» **Given data**

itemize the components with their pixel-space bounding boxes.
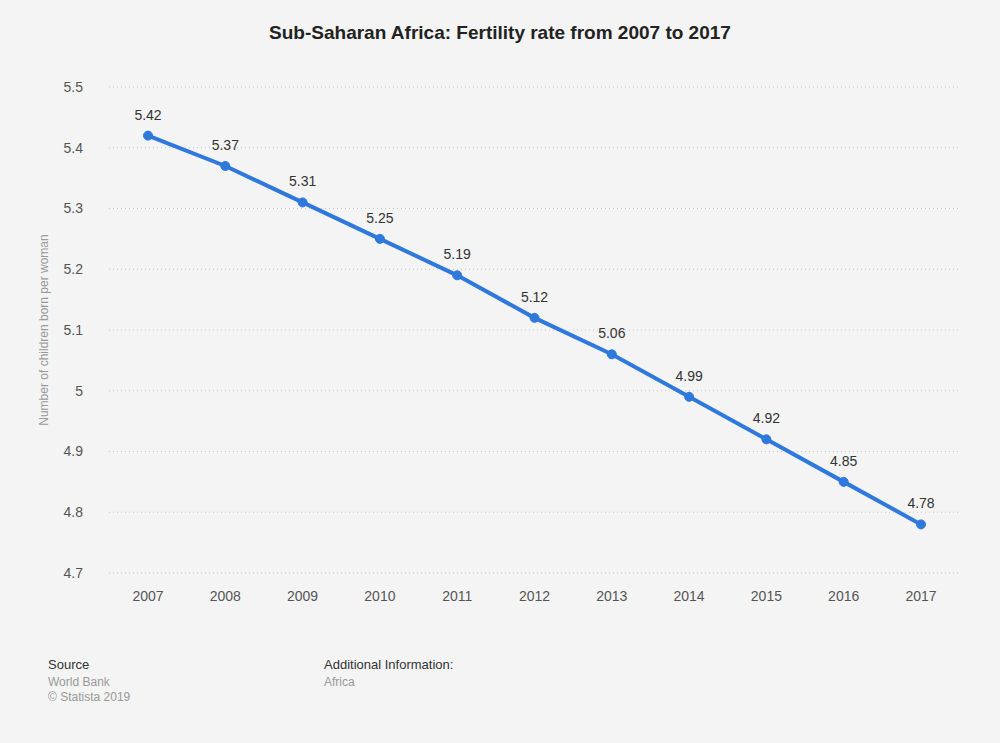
html-text:Additional Information:: Additional Information: <box>324 657 454 672</box>
html-text:Africa: Africa <box>324 675 355 689</box>
svg-text:5.31: 5.31 <box>289 173 316 189</box>
svg-text:5.1: 5.1 <box>64 322 84 338</box>
svg-text:5.25: 5.25 <box>366 210 393 226</box>
svg-text:4.9: 4.9 <box>64 443 84 459</box>
svg-text:2010: 2010 <box>364 588 395 604</box>
svg-text:5.37: 5.37 <box>212 137 239 153</box>
svg-text:4.99: 4.99 <box>675 368 702 384</box>
svg-text:2014: 2014 <box>674 588 705 604</box>
html-text:Source: Source <box>48 657 90 672</box>
svg-text:5.19: 5.19 <box>444 246 471 262</box>
svg-text:2007: 2007 <box>132 588 163 604</box>
svg-text:4.92: 4.92 <box>753 410 780 426</box>
html-text:Sub-Saharan Africa: Fertility: Sub-Saharan Africa: Fertility rate from … <box>269 22 731 43</box>
svg-text:4.85: 4.85 <box>830 453 857 469</box>
svg-text:5: 5 <box>75 383 83 399</box>
svg-text:5.4: 5.4 <box>64 140 84 156</box>
svg-text:5.2: 5.2 <box>64 261 84 277</box>
html-text:© Statista 2019: © Statista 2019 <box>48 690 131 704</box>
svg-text:2012: 2012 <box>519 588 550 604</box>
svg-text:2016: 2016 <box>828 588 859 604</box>
svg-text:2008: 2008 <box>210 588 241 604</box>
svg-text:2011: 2011 <box>442 588 472 604</box>
svg-text:4.8: 4.8 <box>64 504 84 520</box>
svg-text:2013: 2013 <box>596 588 627 604</box>
svg-text:5.5: 5.5 <box>64 79 84 95</box>
svg-text:5.12: 5.12 <box>521 289 548 305</box>
svg-text:5.06: 5.06 <box>598 325 625 341</box>
svg-text:Number of children born per wo: Number of children born per woman <box>37 234 51 425</box>
svg-text:4.7: 4.7 <box>64 565 84 581</box>
svg-text:2017: 2017 <box>905 588 936 604</box>
svg-text:5.42: 5.42 <box>134 107 161 123</box>
svg-text:2015: 2015 <box>751 588 782 604</box>
svg-text:5.3: 5.3 <box>64 200 84 216</box>
html-text:World Bank: World Bank <box>48 675 110 689</box>
svg-text:4.78: 4.78 <box>907 495 934 511</box>
svg-text:2009: 2009 <box>287 588 318 604</box>
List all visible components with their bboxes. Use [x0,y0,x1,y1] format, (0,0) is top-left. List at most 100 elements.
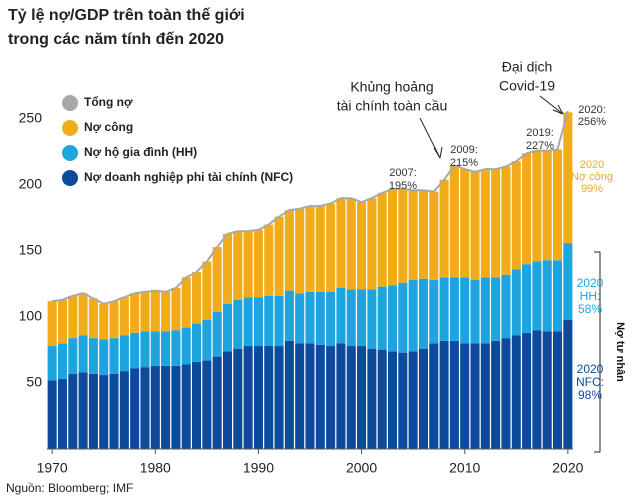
bar-segment [418,278,428,349]
bar-segment [491,340,501,449]
bar-segment [387,188,398,286]
arrow [419,117,441,159]
bar-segment [202,261,212,320]
annotation: HH: [580,289,601,303]
bar-segment [264,295,274,347]
legend-swatch [62,120,78,136]
bar-segment [130,332,140,369]
bar-segment [501,338,511,449]
bar-segment [68,295,78,339]
bar-segment [253,297,263,347]
bar-segment [233,299,243,349]
annotation: 2019: [526,127,554,139]
bar-segment [336,198,346,288]
x-tick-label: 2010 [449,460,480,476]
bar-segment [109,373,119,449]
bar-segment [532,150,542,262]
bar-segment [439,277,449,341]
bar-segment [88,338,98,374]
bar-segment [449,165,459,278]
bar-segment [274,216,284,296]
bar-segment [429,343,439,449]
bar-segment [336,287,346,344]
bar-segment [460,343,470,449]
bar-segment [130,293,140,333]
bar-segment [542,260,552,332]
bar-segment [99,303,109,340]
bar-segment [305,291,315,344]
annotation: Nợ công [571,171,613,183]
bar-segment [243,346,253,449]
bar-segment [563,243,573,320]
bar-segment [429,280,439,344]
annotation: 2020: [578,104,606,116]
bar-segment [78,293,88,336]
bar-segment [491,277,501,341]
bar-segment [377,286,387,350]
bar-segment [501,166,511,275]
bar-segment [47,301,57,347]
bar-segment [192,323,202,362]
bar-segment [171,287,181,331]
bar-segment [295,343,305,449]
annotation: 195% [389,180,417,192]
annotation: 227% [526,140,554,152]
bar-segment [161,365,171,449]
bar-segment [336,343,346,449]
bar-segment [305,206,315,292]
bar-segment [367,198,377,290]
y-tick-label: 100 [19,308,43,324]
bar-segment [346,198,356,290]
bar-segment [315,291,325,345]
bar-segment [161,291,171,332]
bar-segment [408,351,418,449]
bar-segment [99,339,109,376]
bar-segment [192,361,202,449]
legend-label: Nợ công [84,120,133,134]
bar-segment [47,380,57,449]
bar-segment [109,338,119,374]
bar-segment [501,274,511,339]
legend-swatch [62,95,78,111]
bar-segment [470,171,480,281]
bar-segment [284,210,294,291]
total-line [52,110,569,305]
bar-segment [491,169,501,278]
bar-segment [542,150,552,261]
annotation: Nợ tư nhân [614,322,626,382]
bar-segment [274,346,284,449]
x-tick-label: 1980 [140,460,171,476]
bar-segment [295,208,305,294]
bar-segment [346,346,356,449]
bar-segment [480,169,490,278]
annotation: 2009: [450,144,478,156]
bar-segment [150,331,160,366]
bar-segment [522,332,532,449]
annotation: tài chính toàn cầu [337,98,448,114]
annotation: NFC: [576,375,604,389]
bar-segment [57,299,68,344]
bar-segment [161,331,171,366]
bar-segment [140,331,150,368]
bar-segment [233,231,243,300]
bar-segment [171,330,181,366]
bar-segment [346,289,356,347]
bar-segment [109,301,119,339]
bar-segment [222,233,233,304]
annotation: 2007: [389,167,417,179]
bar-segment [449,340,459,449]
bar-segment [367,289,377,349]
legend-label: Nợ doanh nghiệp phi tài chính (NFC) [84,170,293,184]
annotation: Đại dịch [502,59,553,75]
bar-segment [212,247,222,312]
bar-segment [552,331,563,449]
bar-segment [222,351,233,449]
x-tick-label: 1990 [243,460,274,476]
bar-segment [532,261,542,331]
bar-segment [243,231,253,298]
bracket [594,251,601,453]
bar-segment [398,352,408,449]
bar-segment [522,264,532,333]
bar-segment [377,192,387,287]
chart-title: trong các năm tính đến 2020 [8,31,224,48]
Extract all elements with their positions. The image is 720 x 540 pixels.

» **Exercise task**
Locate each line in the material above that contains the string "legend", and copy those lines.

» **Written response**
legend-swatch [62,120,78,136]
legend-label: Nợ công [84,120,133,134]
legend-swatch [62,95,78,111]
legend-label: Nợ doanh nghiệp phi tài chính (NFC) [84,170,293,184]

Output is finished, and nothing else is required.